** GIVEN ENTRIES **
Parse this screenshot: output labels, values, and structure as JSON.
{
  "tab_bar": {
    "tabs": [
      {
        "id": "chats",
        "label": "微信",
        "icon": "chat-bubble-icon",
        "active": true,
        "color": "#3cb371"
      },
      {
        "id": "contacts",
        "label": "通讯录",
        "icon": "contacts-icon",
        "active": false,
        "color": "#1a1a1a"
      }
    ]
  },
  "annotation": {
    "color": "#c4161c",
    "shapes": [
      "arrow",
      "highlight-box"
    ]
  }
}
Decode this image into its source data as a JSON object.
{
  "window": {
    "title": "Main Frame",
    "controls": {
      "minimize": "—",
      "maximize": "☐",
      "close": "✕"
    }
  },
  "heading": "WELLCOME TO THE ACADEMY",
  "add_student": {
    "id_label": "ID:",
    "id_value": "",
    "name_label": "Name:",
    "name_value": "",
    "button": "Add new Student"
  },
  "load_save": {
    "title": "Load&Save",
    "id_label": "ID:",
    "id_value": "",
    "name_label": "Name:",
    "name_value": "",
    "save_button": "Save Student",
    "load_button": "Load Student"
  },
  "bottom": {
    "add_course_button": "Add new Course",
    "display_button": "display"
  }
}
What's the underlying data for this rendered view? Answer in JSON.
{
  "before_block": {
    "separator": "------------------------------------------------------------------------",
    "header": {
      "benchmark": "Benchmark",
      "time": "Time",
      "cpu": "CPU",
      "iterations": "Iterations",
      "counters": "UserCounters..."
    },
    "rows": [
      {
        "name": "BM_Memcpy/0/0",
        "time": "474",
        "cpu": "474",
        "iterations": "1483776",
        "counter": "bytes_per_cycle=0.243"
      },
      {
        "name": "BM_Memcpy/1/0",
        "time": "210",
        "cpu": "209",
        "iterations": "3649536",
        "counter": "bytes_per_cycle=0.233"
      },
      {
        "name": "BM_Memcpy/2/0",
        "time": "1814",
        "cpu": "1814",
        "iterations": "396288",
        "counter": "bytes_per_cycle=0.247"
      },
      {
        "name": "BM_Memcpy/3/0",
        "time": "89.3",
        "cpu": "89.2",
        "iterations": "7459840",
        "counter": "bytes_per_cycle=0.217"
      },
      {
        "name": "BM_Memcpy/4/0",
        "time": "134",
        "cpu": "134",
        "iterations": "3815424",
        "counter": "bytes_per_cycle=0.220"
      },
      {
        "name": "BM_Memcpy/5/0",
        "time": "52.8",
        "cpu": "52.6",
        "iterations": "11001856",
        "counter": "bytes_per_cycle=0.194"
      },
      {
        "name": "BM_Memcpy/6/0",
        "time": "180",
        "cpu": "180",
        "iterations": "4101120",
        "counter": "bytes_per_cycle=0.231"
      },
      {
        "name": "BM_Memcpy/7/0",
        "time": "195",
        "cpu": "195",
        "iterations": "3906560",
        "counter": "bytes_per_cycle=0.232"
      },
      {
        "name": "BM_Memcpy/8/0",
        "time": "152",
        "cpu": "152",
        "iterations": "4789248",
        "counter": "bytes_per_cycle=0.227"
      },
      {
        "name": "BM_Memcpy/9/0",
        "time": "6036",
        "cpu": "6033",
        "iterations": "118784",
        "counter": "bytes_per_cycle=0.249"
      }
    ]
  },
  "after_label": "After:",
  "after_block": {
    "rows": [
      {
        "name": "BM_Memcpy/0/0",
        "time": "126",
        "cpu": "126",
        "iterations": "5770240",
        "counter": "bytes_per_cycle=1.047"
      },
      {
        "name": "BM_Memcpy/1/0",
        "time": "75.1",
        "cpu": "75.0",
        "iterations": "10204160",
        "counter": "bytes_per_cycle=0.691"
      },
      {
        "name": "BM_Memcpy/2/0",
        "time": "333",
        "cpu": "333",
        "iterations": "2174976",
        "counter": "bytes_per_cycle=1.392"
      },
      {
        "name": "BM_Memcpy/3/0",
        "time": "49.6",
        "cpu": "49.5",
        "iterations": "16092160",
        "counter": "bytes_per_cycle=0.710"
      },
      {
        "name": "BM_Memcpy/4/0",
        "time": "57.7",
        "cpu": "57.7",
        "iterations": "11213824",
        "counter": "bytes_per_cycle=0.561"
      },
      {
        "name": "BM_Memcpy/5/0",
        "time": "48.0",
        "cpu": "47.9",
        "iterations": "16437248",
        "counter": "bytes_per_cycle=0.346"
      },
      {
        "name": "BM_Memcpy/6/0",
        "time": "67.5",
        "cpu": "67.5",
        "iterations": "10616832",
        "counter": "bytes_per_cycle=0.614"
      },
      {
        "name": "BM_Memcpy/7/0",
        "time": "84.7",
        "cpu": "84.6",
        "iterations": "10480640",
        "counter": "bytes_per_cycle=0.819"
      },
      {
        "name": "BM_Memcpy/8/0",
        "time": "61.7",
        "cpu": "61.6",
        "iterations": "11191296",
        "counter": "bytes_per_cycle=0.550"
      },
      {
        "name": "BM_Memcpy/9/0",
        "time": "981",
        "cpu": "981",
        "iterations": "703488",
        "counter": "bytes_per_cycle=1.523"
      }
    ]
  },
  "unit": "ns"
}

** TASK REQUIREMENTS **
Extract every line above exactly as it stands.

** SOLUTION **
Parse this screenshot: output labels, values, and structure as JSON.
{
  "tab_bar": {
    "tabs": [
      {
        "id": "chats",
        "label": "微信",
        "icon": "chat-bubble-icon",
        "active": true,
        "color": "#3cb371"
      },
      {
        "id": "contacts",
        "label": "通讯录",
        "icon": "contacts-icon",
        "active": false,
        "color": "#1a1a1a"
      }
    ]
  },
  "annotation": {
    "color": "#c4161c",
    "shapes": [
      "arrow",
      "highlight-box"
    ]
  }
}
Decode this image into its source data as a JSON object.
{
  "window": {
    "title": "Main Frame",
    "controls": {
      "minimize": "—",
      "maximize": "☐",
      "close": "✕"
    }
  },
  "heading": "WELLCOME TO THE ACADEMY",
  "add_student": {
    "id_label": "ID:",
    "id_value": "",
    "name_label": "Name:",
    "name_value": "",
    "button": "Add new Student"
  },
  "load_save": {
    "title": "Load&Save",
    "id_label": "ID:",
    "id_value": "",
    "name_label": "Name:",
    "name_value": "",
    "save_button": "Save Student",
    "load_button": "Load Student"
  },
  "bottom": {
    "add_course_button": "Add new Course",
    "display_button": "display"
  }
}
What's the underlying data for this rendered view? Answer in JSON.
{
  "before_block": {
    "separator": "------------------------------------------------------------------------",
    "header": {
      "benchmark": "Benchmark",
      "time": "Time",
      "cpu": "CPU",
      "iterations": "Iterations",
      "counters": "UserCounters..."
    },
    "rows": [
      {
        "name": "BM_Memcpy/0/0",
        "time": "474",
        "cpu": "474",
        "iterations": "1483776",
        "counter": "bytes_per_cycle=0.243"
      },
      {
        "name": "BM_Memcpy/1/0",
        "time": "210",
        "cpu": "209",
        "iterations": "3649536",
        "counter": "bytes_per_cycle=0.233"
      },
      {
        "name": "BM_Memcpy/2/0",
        "time": "1814",
        "cpu": "1814",
        "iterations": "396288",
        "counter": "bytes_per_cycle=0.247"
      },
      {
        "name": "BM_Memcpy/3/0",
        "time": "89.3",
        "cpu": "89.2",
        "iterations": "7459840",
        "counter": "bytes_per_cycle=0.217"
      },
      {
        "name": "BM_Memcpy/4/0",
        "time": "134",
        "cpu": "134",
        "iterations": "3815424",
        "counter": "bytes_per_cycle=0.220"
      },
      {
        "name": "BM_Memcpy/5/0",
        "time": "52.8",
        "cpu": "52.6",
        "iterations": "11001856",
        "counter": "bytes_per_cycle=0.194"
      },
      {
        "name": "BM_Memcpy/6/0",
        "time": "180",
        "cpu": "180",
        "iterations": "4101120",
        "counter": "bytes_per_cycle=0.231"
      },
      {
        "name": "BM_Memcpy/7/0",
        "time": "195",
        "cpu": "195",
        "iterations": "3906560",
        "counter": "bytes_per_cycle=0.232"
      },
      {
        "name": "BM_Memcpy/8/0",
        "time": "152",
        "cpu": "152",
        "iterations": "4789248",
        "counter": "bytes_per_cycle=0.227"
      },
      {
        "name": "BM_Memcpy/9/0",
        "time": "6036",
        "cpu": "6033",
        "iterations": "118784",
        "counter": "bytes_per_cycle=0.249"
      }
    ]
  },
  "after_label": "After:",
  "after_block": {
    "rows": [
      {
        "name": "BM_Memcpy/0/0",
        "time": "126",
        "cpu": "126",
        "iterations": "5770240",
        "counter": "bytes_per_cycle=1.047"
      },
      {
        "name": "BM_Memcpy/1/0",
        "time": "75.1",
        "cpu": "75.0",
        "iterations": "10204160",
        "counter": "bytes_per_cycle=0.691"
      },
      {
        "name": "BM_Memcpy/2/0",
        "time": "333",
        "cpu": "333",
        "iterations": "2174976",
        "counter": "bytes_per_cycle=1.392"
      },
      {
        "name": "BM_Memcpy/3/0",
        "time": "49.6",
        "cpu": "49.5",
        "iterations": "16092160",
        "counter": "bytes_per_cycle=0.710"
      },
      {
        "name": "BM_Memcpy/4/0",
        "time": "57.7",
        "cpu": "57.7",
        "iterations": "11213824",
        "counter": "bytes_per_cycle=0.561"
      },
      {
        "name": "BM_Memcpy/5/0",
        "time": "48.0",
        "cpu": "47.9",
        "iterations": "16437248",
        "counter": "bytes_per_cycle=0.346"
      },
      {
        "name": "BM_Memcpy/6/0",
        "time": "67.5",
        "cpu": "67.5",
        "iterations": "10616832",
        "counter": "bytes_per_cycle=0.614"
      },
      {
        "name": "BM_Memcpy/7/0",
        "time": "84.7",
        "cpu": "84.6",
        "iterations": "10480640",
        "counter": "bytes_per_cycle=0.819"
      },
      {
        "name": "BM_Memcpy/8/0",
        "time": "61.7",
        "cpu": "61.6",
        "iterations": "11191296",
        "counter": "bytes_per_cycle=0.550"
      },
      {
        "name": "BM_Memcpy/9/0",
        "time": "981",
        "cpu": "981",
        "iterations": "703488",
        "counter": "bytes_per_cycle=1.523"
      }
    ]
  },
  "unit": "ns"
}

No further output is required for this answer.